**EXERCISE PROMPT:** Return each line holding the string "Bank".

^^^^^^^^

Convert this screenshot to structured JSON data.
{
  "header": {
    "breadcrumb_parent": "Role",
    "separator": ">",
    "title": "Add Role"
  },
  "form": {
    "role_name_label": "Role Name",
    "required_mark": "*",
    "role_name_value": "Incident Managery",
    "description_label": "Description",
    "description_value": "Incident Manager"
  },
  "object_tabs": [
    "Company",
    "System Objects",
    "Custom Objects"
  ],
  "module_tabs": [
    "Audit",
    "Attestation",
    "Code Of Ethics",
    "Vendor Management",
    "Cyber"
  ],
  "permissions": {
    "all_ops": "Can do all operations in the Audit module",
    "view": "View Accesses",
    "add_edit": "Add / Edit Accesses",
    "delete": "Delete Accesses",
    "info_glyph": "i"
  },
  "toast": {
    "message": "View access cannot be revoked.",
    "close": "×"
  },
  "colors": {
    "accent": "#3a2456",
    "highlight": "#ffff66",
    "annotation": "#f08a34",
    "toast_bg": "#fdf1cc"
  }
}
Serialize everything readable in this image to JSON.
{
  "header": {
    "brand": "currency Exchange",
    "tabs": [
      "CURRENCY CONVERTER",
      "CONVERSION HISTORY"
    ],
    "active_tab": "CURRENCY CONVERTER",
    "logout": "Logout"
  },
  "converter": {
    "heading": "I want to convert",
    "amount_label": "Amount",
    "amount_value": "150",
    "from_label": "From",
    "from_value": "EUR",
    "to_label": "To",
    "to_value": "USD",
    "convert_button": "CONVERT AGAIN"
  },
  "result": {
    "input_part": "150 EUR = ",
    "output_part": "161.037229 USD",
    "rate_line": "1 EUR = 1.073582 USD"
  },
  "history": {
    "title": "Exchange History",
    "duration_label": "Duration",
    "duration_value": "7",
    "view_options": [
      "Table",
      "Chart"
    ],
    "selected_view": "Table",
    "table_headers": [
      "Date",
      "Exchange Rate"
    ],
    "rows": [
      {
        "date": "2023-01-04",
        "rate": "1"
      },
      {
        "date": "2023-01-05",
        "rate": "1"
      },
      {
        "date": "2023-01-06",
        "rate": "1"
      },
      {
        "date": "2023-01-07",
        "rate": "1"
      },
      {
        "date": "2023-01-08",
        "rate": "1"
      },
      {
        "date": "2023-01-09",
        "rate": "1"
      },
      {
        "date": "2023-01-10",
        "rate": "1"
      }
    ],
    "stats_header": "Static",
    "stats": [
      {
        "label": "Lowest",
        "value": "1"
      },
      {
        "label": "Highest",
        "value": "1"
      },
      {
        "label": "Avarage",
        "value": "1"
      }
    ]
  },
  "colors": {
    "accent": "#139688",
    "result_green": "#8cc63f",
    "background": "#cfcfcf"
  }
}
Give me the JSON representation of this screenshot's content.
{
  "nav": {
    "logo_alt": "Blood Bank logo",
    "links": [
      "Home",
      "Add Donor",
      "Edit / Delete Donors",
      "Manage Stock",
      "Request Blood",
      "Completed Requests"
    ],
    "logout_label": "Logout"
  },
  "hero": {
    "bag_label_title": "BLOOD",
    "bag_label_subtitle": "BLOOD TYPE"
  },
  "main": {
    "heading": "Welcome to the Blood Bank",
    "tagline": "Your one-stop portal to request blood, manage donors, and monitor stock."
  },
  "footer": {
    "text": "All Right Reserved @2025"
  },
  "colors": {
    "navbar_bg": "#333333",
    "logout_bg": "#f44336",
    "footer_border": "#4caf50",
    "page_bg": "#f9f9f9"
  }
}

^^^^^^^^

**FULL OUTPUT:**
    "logo_alt": "Blood Bank logo",
    "heading": "Welcome to the Blood Bank",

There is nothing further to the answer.